— START OF DATA SUPPLIED —

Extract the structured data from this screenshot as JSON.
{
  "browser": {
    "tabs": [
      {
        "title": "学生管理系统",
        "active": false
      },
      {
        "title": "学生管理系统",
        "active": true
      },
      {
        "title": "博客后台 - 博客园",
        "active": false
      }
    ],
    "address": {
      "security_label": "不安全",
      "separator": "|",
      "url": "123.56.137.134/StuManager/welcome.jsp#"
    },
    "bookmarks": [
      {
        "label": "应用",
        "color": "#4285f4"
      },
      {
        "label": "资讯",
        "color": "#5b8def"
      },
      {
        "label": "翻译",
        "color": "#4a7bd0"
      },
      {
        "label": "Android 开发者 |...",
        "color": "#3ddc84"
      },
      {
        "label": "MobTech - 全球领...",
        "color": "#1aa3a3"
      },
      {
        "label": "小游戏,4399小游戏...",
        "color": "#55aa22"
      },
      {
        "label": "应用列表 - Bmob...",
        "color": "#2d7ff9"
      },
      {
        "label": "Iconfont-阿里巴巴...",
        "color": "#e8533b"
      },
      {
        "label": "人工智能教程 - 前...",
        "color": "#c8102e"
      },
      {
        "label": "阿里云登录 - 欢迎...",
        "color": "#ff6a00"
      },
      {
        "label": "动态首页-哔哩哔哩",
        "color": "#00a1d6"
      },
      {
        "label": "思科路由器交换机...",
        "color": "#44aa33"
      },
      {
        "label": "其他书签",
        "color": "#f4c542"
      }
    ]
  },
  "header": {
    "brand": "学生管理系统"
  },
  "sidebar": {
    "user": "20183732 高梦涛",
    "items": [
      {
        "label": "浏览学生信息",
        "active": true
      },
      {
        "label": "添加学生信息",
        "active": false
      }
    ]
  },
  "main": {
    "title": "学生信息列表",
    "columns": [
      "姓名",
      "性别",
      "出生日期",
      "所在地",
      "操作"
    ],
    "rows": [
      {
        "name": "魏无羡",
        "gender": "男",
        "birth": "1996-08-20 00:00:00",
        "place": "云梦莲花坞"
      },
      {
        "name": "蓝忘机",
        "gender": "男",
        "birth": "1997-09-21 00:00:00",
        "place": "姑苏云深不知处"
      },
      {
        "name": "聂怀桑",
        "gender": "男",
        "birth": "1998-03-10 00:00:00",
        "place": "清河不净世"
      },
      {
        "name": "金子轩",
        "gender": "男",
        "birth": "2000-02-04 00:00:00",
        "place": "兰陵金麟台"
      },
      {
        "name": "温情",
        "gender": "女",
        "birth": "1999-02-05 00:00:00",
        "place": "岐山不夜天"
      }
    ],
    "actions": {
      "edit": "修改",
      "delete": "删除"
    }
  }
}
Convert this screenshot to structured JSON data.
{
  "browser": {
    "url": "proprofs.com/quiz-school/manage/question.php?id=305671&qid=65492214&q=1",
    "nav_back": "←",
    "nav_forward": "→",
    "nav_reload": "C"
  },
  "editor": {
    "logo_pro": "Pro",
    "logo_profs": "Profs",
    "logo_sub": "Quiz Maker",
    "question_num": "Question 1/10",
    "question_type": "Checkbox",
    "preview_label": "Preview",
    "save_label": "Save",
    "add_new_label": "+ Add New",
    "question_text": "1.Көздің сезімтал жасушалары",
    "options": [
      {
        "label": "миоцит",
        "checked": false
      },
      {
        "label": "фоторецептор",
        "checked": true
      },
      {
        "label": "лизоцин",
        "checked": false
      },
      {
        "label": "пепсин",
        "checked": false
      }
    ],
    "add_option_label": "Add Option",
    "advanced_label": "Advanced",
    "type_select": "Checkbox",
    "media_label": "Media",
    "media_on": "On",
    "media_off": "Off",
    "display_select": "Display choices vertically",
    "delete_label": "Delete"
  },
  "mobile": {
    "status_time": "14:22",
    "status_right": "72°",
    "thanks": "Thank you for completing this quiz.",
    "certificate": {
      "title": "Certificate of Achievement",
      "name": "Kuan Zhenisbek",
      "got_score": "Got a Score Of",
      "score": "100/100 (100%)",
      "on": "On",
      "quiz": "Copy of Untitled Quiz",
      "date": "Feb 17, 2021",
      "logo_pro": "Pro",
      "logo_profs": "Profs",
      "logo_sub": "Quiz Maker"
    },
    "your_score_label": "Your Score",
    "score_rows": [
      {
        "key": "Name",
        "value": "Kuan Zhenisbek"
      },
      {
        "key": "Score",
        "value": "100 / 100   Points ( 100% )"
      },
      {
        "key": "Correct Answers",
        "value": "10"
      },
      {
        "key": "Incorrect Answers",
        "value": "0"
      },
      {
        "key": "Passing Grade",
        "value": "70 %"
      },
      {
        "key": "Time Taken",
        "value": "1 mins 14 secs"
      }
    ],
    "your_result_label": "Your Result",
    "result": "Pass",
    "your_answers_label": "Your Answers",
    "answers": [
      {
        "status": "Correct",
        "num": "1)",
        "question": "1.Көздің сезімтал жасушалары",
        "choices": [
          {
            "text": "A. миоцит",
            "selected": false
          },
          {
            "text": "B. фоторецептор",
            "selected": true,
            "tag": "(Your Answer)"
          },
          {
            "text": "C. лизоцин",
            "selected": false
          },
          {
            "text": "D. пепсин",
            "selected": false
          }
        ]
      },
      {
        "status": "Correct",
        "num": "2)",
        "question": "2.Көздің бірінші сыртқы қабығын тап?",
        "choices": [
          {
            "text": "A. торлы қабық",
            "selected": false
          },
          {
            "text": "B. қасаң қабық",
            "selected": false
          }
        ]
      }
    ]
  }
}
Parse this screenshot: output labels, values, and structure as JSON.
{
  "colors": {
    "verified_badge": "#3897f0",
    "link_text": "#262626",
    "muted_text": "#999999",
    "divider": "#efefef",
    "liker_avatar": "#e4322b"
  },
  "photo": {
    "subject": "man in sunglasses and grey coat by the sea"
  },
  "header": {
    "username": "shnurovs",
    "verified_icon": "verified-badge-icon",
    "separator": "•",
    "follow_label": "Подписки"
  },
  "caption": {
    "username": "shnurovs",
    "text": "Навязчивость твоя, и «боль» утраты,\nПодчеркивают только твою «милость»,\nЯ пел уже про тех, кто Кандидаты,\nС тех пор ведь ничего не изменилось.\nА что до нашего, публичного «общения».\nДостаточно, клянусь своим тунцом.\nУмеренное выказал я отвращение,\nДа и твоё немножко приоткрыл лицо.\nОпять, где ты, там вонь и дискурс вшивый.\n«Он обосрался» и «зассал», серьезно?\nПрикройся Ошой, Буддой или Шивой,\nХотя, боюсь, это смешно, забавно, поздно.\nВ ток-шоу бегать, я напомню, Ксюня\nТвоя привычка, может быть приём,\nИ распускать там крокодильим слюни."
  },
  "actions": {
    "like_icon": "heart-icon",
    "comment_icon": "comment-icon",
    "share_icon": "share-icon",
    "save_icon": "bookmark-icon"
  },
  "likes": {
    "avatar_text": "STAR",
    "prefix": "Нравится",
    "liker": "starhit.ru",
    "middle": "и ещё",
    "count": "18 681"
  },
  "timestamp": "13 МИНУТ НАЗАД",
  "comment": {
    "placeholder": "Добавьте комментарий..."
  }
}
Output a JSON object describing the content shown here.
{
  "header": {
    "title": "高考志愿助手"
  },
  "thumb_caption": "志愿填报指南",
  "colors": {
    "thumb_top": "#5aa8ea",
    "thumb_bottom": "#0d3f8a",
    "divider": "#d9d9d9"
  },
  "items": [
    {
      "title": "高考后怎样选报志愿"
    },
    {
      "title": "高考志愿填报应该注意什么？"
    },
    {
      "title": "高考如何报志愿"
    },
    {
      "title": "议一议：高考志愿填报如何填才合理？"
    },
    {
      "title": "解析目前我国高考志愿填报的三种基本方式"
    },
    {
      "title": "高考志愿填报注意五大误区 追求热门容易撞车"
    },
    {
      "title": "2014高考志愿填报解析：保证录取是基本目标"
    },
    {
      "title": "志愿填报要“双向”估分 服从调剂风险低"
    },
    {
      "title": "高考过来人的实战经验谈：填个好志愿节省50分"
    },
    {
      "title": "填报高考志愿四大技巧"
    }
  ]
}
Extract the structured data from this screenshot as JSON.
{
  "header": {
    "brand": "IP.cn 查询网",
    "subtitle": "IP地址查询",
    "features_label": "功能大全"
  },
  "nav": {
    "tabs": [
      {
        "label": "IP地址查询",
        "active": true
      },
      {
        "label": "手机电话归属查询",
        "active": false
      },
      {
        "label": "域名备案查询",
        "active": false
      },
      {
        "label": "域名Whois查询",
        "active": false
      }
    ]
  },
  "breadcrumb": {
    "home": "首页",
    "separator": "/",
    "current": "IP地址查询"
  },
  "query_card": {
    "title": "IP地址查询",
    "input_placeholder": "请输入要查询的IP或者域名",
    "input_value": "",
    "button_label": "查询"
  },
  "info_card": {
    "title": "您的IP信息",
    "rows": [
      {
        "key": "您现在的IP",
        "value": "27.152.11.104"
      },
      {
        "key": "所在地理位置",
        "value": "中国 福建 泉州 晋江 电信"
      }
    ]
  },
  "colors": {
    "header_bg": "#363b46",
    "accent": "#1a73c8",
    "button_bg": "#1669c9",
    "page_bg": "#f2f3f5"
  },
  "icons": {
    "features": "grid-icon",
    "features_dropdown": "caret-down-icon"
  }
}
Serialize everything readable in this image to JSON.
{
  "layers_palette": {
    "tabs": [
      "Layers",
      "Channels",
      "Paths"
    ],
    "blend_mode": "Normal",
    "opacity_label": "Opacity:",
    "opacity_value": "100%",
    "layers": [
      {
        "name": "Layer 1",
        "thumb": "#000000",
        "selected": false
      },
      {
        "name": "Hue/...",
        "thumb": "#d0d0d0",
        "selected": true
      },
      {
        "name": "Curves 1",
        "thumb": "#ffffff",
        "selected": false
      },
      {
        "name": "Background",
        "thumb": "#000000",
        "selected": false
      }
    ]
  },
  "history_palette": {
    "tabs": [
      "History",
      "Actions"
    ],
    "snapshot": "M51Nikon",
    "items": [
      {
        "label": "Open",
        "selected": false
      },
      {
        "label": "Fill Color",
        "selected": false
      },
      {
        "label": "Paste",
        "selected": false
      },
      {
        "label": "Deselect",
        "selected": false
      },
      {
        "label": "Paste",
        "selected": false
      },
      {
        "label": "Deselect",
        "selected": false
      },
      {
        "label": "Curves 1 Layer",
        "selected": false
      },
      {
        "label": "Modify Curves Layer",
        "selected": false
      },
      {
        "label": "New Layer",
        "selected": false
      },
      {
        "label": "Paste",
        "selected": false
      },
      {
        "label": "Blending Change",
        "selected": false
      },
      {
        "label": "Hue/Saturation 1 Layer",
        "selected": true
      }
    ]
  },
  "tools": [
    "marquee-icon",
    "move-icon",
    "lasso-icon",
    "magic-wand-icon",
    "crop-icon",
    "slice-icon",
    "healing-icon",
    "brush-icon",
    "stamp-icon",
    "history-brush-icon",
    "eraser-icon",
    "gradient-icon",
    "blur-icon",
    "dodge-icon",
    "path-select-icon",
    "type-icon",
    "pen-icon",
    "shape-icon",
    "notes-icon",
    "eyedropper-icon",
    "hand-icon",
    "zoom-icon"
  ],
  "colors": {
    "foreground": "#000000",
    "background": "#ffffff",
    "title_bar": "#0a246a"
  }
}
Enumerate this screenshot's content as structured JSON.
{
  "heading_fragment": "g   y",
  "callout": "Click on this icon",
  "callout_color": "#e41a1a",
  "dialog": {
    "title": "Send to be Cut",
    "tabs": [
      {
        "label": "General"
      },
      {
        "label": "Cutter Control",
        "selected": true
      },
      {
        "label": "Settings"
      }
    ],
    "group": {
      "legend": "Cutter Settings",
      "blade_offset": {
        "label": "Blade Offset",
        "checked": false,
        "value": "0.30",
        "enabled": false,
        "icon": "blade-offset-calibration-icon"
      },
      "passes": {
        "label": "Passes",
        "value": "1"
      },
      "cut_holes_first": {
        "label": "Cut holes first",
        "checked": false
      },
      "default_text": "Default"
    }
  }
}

— END OF DATA SUPPLIED —

__WHAT IS EXPECTED__
Copy all lines of the material above where the string "Cutter" occurs.

__OUTPUT FOR THIS TASK__
        "label": "Cutter Control",
      "legend": "Cutter Settings",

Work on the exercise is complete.